Stored records
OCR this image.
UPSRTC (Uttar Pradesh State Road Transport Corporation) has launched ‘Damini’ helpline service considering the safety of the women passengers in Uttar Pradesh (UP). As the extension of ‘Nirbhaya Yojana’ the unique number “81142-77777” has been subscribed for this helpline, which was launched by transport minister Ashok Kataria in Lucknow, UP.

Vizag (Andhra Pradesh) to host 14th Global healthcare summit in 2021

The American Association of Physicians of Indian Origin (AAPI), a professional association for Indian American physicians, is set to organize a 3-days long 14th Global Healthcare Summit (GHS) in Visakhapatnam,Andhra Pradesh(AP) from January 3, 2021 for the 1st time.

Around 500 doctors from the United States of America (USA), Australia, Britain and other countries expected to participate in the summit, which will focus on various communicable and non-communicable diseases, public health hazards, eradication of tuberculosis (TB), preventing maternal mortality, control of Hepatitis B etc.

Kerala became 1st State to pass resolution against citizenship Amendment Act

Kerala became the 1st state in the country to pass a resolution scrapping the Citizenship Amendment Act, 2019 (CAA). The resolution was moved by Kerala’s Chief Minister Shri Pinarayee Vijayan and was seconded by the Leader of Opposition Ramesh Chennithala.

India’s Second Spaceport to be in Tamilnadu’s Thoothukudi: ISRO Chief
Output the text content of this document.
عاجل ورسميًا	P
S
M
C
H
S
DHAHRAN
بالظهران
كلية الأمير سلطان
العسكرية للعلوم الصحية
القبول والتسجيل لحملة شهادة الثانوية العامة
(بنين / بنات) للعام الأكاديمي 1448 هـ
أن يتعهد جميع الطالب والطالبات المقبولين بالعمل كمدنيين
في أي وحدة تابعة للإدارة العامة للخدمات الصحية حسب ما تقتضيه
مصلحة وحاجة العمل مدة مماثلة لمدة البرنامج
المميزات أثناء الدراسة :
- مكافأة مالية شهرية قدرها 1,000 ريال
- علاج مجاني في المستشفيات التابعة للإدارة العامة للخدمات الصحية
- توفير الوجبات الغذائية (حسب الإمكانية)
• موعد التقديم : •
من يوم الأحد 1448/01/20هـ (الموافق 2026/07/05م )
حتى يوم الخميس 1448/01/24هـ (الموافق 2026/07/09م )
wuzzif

Problem statement:
Pick out and copy the lines of the material that include the word "resolution".

Answer below:
Kerala became 1st State to pass resolution against citizenship Amendment Act
Kerala became the 1st state in the country to pass a resolution scrapping the Citizenship Amendment Act, 2019 (CAA). The resolution was moved by Kerala’s Chief Minister Shri Pinarayee Vijayan and was seconded by the Leader of Opposition Ramesh Chennithala.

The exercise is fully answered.